## Your goal
Find the line that contains "Serialize everything readable" in the entries below. Output it and each later line exactly, and nothing else.

## Data for the task

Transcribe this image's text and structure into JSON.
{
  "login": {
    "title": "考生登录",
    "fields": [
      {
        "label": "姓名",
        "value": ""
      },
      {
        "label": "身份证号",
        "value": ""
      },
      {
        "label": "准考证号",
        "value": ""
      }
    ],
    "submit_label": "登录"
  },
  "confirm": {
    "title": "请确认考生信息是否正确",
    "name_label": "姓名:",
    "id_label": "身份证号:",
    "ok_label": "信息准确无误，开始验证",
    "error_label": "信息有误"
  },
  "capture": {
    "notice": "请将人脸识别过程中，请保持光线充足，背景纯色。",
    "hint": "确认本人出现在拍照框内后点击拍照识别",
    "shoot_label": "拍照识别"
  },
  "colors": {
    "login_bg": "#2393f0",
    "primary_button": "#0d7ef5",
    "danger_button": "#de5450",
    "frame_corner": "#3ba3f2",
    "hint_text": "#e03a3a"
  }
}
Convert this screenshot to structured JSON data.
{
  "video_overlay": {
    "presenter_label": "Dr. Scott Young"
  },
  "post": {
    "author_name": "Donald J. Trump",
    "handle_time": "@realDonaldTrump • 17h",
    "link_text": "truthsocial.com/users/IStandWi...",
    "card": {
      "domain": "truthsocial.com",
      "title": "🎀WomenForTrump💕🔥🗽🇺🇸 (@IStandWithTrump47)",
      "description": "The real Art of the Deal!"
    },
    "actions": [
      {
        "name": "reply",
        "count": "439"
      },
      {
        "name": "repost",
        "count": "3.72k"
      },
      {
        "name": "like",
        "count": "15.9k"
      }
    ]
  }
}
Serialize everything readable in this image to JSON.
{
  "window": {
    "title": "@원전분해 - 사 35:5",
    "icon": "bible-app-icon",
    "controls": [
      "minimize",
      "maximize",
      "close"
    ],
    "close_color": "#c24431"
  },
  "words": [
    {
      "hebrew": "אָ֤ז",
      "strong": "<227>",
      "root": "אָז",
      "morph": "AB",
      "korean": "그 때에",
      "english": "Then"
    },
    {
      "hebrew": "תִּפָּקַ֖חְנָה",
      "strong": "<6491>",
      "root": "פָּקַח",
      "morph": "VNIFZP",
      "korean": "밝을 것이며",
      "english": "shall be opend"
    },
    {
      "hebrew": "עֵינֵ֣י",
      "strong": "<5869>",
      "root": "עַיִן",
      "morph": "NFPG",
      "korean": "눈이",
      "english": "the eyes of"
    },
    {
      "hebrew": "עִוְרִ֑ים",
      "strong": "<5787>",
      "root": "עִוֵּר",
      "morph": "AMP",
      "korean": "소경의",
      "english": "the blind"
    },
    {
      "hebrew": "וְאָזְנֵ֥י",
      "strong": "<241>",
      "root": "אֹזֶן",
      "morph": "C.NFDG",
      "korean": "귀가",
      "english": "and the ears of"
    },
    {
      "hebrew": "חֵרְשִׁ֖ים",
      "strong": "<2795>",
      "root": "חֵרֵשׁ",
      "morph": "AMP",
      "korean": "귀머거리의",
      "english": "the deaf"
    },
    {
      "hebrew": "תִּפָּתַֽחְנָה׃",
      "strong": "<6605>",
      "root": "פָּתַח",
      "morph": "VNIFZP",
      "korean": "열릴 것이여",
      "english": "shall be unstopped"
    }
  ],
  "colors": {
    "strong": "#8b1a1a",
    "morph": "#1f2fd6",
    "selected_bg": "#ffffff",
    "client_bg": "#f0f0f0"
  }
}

## Written answer
Serialize everything readable in this image to JSON.
{
  "window": {
    "title": "@원전분해 - 사 35:5",
    "icon": "bible-app-icon",
    "controls": [
      "minimize",
      "maximize",
      "close"
    ],
    "close_color": "#c24431"
  },
  "words": [
    {
      "hebrew": "אָ֤ז",
      "strong": "<227>",
      "root": "אָז",
      "morph": "AB",
      "korean": "그 때에",
      "english": "Then"
    },
    {
      "hebrew": "תִּפָּקַ֖חְנָה",
      "strong": "<6491>",
      "root": "פָּקַח",
      "morph": "VNIFZP",
      "korean": "밝을 것이며",
      "english": "shall be opend"
    },
    {
      "hebrew": "עֵינֵ֣י",
      "strong": "<5869>",
      "root": "עַיִן",
      "morph": "NFPG",
      "korean": "눈이",
      "english": "the eyes of"
    },
    {
      "hebrew": "עִוְרִ֑ים",
      "strong": "<5787>",
      "root": "עִוֵּר",
      "morph": "AMP",
      "korean": "소경의",
      "english": "the blind"
    },
    {
      "hebrew": "וְאָזְנֵ֥י",
      "strong": "<241>",
      "root": "אֹזֶן",
      "morph": "C.NFDG",
      "korean": "귀가",
      "english": "and the ears of"
    },
    {
      "hebrew": "חֵרְשִׁ֖ים",
      "strong": "<2795>",
      "root": "חֵרֵשׁ",
      "morph": "AMP",
      "korean": "귀머거리의",
      "english": "the deaf"
    },
    {
      "hebrew": "תִּפָּתַֽחְנָה׃",
      "strong": "<6605>",
      "root": "פָּתַח",
      "morph": "VNIFZP",
      "korean": "열릴 것이여",
      "english": "shall be unstopped"
    }
  ],
  "colors": {
    "strong": "#8b1a1a",
    "morph": "#1f2fd6",
    "selected_bg": "#ffffff",
    "client_bg": "#f0f0f0"
  }
}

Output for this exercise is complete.